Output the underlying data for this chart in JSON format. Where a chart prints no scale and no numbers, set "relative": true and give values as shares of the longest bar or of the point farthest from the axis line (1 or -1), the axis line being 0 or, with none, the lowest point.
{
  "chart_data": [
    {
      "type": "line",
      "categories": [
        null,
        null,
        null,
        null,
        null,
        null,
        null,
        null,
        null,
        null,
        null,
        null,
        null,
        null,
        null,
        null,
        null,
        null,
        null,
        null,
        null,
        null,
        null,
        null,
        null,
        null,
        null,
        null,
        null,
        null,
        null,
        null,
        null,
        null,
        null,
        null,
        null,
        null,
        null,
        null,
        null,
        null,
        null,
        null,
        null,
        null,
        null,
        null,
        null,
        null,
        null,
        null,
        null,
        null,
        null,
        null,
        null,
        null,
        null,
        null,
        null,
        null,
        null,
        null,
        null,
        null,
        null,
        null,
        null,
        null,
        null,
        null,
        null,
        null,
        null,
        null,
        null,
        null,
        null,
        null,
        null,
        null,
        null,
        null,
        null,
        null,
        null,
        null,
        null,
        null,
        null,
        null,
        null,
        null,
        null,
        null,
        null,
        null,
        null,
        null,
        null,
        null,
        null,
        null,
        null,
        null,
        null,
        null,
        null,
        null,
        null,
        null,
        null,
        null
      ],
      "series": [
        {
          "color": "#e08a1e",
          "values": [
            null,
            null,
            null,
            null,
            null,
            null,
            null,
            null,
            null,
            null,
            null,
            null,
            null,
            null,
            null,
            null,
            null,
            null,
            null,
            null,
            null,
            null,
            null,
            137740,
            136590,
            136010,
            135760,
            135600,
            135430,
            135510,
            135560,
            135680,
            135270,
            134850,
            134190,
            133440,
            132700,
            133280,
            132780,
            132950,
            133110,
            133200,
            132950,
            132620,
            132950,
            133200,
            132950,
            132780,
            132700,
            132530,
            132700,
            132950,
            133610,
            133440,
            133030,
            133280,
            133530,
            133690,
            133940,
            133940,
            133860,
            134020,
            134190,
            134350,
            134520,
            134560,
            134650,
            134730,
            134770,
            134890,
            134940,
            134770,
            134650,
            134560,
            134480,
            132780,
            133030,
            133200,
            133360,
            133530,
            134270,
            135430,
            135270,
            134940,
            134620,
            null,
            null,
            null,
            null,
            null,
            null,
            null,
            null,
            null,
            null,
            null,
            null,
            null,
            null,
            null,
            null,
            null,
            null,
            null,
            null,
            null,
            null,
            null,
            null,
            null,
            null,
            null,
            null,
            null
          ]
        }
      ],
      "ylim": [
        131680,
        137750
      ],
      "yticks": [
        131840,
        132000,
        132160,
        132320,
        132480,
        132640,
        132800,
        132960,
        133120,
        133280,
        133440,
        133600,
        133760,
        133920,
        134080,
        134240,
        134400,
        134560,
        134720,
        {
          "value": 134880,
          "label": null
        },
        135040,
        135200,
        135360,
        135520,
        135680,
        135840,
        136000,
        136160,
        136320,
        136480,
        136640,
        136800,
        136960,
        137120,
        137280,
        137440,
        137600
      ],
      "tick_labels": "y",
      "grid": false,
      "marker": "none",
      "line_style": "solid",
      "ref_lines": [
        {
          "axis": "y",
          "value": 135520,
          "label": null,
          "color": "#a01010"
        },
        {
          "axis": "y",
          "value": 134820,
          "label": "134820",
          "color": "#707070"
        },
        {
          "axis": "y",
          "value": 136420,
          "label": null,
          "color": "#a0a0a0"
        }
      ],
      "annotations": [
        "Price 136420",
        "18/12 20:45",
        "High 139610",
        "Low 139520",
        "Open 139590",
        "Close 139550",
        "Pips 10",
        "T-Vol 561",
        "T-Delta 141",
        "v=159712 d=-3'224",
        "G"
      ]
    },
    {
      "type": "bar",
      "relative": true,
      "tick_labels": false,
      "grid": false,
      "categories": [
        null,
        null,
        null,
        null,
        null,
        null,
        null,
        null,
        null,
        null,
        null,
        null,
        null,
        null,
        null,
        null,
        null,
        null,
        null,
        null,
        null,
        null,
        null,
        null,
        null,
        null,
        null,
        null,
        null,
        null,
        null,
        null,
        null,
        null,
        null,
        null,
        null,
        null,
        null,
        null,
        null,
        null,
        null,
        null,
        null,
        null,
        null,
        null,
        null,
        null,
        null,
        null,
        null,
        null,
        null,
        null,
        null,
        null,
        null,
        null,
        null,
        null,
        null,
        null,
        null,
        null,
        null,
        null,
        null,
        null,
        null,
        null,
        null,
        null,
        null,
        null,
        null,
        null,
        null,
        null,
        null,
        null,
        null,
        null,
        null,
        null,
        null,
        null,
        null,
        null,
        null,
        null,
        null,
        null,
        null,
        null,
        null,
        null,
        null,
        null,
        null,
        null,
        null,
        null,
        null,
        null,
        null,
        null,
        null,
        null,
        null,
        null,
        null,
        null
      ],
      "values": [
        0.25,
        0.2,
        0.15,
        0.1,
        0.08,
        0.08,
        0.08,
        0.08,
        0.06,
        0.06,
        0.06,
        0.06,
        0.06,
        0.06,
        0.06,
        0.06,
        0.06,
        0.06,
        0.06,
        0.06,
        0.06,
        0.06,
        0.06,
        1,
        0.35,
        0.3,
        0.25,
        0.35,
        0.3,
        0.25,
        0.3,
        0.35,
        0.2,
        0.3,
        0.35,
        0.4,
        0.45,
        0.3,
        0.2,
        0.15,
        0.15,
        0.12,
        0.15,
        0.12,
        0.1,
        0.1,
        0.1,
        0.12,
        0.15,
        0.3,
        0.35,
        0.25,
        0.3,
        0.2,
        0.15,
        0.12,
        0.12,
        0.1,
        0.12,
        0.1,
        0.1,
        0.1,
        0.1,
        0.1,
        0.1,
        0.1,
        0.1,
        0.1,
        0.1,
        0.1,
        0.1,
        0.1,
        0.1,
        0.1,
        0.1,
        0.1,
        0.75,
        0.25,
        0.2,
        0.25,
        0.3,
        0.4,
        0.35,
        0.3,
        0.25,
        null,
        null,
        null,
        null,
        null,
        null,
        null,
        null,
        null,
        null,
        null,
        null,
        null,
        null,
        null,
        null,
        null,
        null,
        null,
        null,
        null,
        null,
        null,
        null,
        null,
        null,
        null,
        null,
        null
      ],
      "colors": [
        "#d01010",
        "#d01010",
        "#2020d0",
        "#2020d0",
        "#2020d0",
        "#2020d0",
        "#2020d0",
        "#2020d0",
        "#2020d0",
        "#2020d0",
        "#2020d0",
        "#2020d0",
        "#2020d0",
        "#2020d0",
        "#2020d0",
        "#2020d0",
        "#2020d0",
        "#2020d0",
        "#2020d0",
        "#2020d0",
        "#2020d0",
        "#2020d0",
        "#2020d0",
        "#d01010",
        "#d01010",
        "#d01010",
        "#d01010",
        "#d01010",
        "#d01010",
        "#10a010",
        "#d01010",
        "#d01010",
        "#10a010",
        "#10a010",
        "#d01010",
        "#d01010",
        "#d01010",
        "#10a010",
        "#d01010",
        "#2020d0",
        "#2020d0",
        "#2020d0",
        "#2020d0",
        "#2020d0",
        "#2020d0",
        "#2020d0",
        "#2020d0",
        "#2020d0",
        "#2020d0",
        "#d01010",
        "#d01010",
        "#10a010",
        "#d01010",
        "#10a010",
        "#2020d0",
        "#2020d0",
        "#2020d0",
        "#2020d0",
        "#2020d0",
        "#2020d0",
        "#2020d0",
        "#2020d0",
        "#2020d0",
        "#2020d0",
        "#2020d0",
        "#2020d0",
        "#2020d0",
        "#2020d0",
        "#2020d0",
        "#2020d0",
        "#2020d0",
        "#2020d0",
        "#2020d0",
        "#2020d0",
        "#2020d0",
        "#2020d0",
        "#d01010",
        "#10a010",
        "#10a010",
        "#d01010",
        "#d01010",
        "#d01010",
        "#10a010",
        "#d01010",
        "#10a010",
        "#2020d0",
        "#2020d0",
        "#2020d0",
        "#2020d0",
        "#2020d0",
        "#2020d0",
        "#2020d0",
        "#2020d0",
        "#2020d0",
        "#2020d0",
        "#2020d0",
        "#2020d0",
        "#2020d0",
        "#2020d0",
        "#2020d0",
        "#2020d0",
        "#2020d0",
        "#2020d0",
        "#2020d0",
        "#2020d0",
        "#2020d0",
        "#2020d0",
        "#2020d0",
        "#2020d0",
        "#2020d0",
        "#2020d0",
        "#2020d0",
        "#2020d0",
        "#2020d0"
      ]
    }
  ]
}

## [Instructions for the task]
Scan the material above for the string "relative" and return the lines that hold it.

## [Complete output]
Output the underlying data for this chart in JSON format. Where a chart prints no scale and no numbers, set "relative": true and give values as shares of the longest bar or of the point farthest from the axis line (1 or -1), the axis line being 0 or, with none, the lowest point.
      "relative": true,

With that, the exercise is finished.